**RECORDS SUPPLIED:**
Begin

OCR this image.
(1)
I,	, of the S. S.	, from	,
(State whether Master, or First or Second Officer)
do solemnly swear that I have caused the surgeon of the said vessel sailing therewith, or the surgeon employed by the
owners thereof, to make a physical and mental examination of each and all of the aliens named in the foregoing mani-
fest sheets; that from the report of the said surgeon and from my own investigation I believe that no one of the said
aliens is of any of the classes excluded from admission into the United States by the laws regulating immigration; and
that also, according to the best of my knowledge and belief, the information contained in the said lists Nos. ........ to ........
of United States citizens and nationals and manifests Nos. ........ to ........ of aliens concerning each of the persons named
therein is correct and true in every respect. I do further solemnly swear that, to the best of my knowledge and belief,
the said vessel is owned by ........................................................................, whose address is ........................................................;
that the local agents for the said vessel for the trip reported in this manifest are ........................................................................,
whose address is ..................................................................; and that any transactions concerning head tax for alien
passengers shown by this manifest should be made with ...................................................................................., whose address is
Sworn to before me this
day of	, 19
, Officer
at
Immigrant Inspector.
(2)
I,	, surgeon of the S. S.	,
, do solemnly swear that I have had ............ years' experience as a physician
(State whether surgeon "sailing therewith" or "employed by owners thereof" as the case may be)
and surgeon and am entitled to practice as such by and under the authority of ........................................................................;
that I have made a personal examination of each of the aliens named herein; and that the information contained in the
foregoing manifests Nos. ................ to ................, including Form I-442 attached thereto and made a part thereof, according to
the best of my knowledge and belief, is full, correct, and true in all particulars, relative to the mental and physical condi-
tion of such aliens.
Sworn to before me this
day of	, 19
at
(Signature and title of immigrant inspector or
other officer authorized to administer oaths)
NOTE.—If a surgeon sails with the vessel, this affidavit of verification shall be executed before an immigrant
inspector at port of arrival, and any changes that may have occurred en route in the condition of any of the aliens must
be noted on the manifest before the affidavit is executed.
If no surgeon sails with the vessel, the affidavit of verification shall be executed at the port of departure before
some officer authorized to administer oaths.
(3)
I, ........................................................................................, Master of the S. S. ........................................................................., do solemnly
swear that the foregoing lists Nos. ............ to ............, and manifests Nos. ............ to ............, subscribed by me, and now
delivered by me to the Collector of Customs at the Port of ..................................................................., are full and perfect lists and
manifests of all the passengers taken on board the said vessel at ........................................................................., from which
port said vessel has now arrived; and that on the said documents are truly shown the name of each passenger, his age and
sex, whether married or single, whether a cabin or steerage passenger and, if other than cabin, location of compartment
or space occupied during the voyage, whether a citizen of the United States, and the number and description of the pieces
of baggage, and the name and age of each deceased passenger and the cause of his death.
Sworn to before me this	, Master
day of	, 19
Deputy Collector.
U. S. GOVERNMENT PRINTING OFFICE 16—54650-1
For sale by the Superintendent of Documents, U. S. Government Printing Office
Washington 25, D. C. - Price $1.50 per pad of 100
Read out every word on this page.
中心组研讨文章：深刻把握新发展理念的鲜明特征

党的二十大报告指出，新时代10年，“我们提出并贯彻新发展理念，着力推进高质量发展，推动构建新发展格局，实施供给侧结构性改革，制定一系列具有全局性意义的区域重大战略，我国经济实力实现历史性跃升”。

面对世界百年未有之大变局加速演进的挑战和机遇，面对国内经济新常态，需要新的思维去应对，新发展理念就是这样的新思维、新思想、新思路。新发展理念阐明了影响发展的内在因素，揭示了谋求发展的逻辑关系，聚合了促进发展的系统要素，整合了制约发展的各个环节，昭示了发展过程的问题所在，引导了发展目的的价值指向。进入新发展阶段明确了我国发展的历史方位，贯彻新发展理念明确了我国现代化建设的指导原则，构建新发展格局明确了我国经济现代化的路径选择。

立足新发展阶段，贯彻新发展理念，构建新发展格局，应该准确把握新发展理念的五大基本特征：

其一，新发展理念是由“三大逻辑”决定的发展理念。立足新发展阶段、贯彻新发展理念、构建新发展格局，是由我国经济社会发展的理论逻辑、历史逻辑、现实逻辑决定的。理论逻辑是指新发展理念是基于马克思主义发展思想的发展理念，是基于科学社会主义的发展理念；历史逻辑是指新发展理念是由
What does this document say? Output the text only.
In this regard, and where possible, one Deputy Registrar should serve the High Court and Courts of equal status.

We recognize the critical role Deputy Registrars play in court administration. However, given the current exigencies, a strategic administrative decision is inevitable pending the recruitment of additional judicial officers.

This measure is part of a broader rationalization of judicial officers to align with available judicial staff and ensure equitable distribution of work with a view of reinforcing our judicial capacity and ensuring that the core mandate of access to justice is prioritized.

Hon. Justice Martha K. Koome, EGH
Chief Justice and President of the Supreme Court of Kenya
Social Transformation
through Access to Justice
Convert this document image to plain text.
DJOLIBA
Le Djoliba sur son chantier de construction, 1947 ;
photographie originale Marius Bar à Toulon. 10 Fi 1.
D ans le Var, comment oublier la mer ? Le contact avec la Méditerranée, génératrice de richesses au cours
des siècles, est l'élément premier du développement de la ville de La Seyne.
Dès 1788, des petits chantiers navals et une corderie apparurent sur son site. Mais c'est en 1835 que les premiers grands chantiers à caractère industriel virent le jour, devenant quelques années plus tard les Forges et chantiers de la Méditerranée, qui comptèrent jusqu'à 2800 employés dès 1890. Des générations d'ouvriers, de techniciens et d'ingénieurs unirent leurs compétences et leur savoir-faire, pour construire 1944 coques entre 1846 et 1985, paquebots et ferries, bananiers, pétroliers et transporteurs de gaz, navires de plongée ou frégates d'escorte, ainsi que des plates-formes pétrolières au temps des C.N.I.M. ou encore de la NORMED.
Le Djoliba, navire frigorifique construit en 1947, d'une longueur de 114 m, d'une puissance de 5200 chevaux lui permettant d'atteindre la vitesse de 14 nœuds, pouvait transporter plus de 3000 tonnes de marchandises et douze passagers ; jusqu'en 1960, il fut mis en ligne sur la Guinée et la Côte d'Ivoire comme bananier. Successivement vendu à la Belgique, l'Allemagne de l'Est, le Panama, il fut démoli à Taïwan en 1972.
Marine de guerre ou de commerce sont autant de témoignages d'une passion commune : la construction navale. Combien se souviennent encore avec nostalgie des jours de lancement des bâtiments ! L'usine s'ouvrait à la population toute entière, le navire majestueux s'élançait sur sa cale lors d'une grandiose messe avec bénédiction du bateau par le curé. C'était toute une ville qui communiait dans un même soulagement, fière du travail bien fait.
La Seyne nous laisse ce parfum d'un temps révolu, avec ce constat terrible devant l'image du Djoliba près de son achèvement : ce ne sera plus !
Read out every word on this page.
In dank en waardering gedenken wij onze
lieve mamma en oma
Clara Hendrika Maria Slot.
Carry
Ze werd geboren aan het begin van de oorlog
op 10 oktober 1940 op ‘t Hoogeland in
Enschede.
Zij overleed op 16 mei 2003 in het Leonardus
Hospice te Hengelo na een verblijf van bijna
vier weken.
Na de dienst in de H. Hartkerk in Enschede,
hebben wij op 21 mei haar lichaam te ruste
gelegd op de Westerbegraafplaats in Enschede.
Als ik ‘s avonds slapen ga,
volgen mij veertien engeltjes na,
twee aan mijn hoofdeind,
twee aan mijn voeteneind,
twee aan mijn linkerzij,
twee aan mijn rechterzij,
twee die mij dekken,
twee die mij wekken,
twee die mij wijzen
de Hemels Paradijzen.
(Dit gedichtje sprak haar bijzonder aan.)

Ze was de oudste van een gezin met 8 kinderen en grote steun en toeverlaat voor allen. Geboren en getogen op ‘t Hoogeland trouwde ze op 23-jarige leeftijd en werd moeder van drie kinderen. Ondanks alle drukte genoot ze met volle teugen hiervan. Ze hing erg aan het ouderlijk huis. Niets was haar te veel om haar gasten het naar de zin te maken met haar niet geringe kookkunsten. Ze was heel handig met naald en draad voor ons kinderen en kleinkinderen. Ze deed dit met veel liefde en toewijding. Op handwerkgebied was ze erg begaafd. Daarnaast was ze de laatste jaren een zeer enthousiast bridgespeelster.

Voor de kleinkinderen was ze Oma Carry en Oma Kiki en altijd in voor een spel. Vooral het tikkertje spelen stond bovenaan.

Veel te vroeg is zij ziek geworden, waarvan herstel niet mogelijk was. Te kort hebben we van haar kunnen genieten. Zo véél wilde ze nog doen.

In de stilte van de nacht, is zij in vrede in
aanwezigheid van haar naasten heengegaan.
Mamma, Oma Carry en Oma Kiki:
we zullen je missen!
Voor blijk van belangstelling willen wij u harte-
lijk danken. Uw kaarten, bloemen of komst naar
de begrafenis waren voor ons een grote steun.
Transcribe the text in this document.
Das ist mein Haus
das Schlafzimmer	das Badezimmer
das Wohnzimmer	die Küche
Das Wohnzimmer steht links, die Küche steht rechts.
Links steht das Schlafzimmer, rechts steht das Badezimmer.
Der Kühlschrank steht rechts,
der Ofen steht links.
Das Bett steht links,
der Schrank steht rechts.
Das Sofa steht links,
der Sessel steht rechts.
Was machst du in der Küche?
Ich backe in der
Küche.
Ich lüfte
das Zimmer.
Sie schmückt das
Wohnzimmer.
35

End

**WHAT YOU WILL DO:**
Starting at the line that contains "Transcribe the text in this document.", repeat each line exactly through the last one in the listing. Include both of those lines and nothing more.

**WRITTEN RESPONSE:**
Transcribe the text in this document.
Das ist mein Haus
das Schlafzimmer	das Badezimmer
das Wohnzimmer	die Küche
Das Wohnzimmer steht links, die Küche steht rechts.
Links steht das Schlafzimmer, rechts steht das Badezimmer.
Der Kühlschrank steht rechts,
der Ofen steht links.
Das Bett steht links,
der Schrank steht rechts.
Das Sofa steht links,
der Sessel steht rechts.
Was machst du in der Küche?
Ich backe in der
Küche.
Ich lüfte
das Zimmer.
Sie schmückt das
Wohnzimmer.
35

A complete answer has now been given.